* begin MATERIAL SUPPLIED *
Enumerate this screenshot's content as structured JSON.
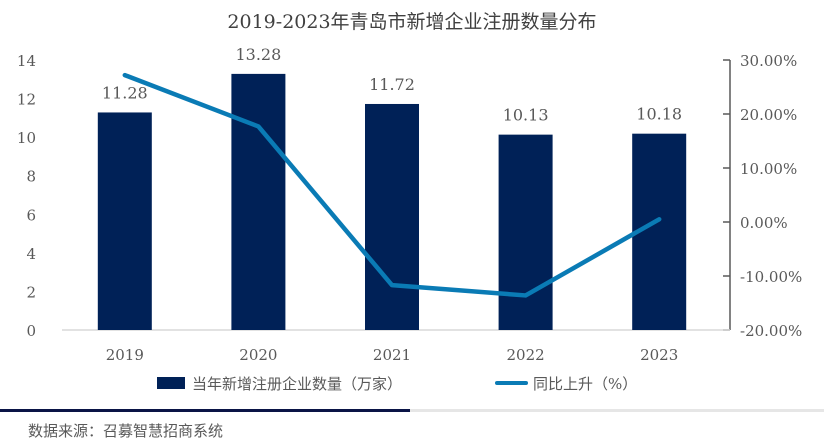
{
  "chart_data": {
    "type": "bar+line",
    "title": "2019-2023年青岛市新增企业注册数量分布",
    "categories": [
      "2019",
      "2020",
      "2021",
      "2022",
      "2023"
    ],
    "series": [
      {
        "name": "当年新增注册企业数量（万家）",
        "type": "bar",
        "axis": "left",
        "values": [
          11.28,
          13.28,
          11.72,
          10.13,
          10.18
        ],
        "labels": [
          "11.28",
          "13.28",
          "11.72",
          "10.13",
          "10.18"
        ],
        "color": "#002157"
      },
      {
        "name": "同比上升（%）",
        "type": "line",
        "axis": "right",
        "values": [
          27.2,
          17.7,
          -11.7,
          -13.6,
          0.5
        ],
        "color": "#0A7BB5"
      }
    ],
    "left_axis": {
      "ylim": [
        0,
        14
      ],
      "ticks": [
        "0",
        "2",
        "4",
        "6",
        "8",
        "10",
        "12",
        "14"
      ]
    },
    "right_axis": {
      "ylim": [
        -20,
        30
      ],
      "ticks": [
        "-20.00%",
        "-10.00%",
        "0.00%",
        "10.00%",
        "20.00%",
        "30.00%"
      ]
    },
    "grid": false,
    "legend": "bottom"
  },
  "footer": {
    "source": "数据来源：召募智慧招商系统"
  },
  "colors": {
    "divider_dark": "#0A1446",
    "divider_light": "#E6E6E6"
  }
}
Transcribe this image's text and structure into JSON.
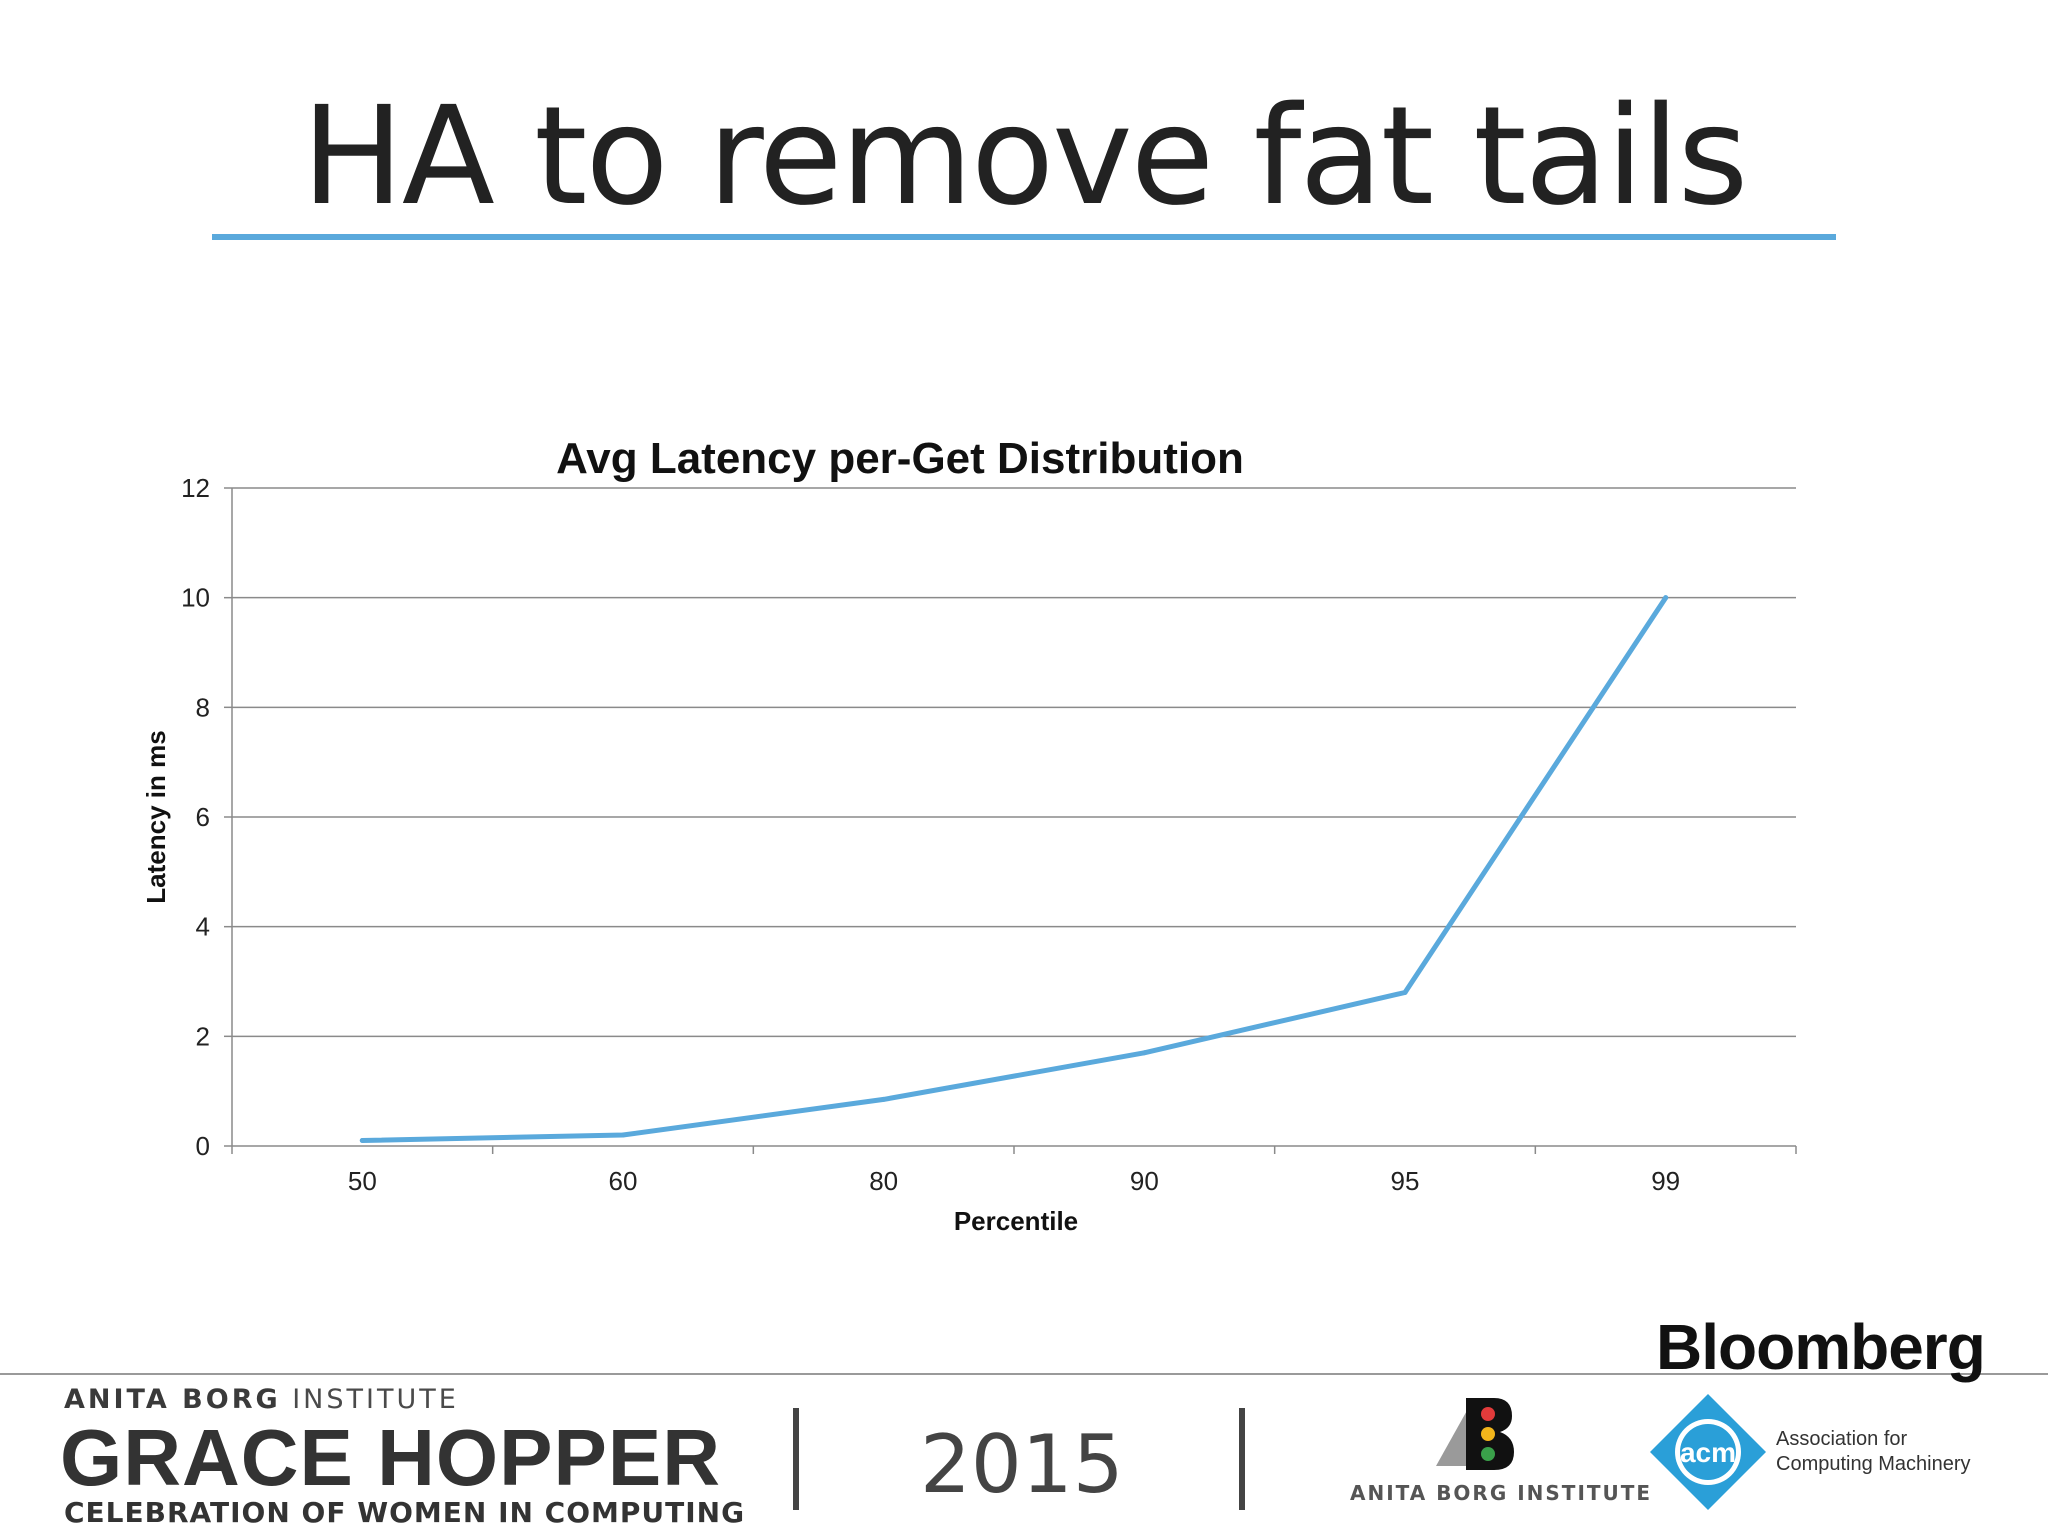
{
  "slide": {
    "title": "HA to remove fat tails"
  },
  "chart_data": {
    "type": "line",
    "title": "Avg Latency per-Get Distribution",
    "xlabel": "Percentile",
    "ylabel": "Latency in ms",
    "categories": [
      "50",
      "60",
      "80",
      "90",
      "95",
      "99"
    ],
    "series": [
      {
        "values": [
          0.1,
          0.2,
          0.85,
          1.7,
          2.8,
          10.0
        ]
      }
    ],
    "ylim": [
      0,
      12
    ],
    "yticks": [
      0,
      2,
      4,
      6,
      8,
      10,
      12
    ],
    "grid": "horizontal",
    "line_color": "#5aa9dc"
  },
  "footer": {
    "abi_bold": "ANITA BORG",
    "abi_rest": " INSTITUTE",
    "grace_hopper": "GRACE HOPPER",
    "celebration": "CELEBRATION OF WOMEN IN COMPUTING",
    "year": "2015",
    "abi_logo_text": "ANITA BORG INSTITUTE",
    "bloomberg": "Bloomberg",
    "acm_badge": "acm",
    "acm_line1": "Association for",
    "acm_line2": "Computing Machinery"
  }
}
* end MATERIAL SUPPLIED *
In the entries above, find each line with the string "ANITA" and copy it.

## REPLY
    "abi_bold": "ANITA BORG",
    "abi_logo_text": "ANITA BORG INSTITUTE",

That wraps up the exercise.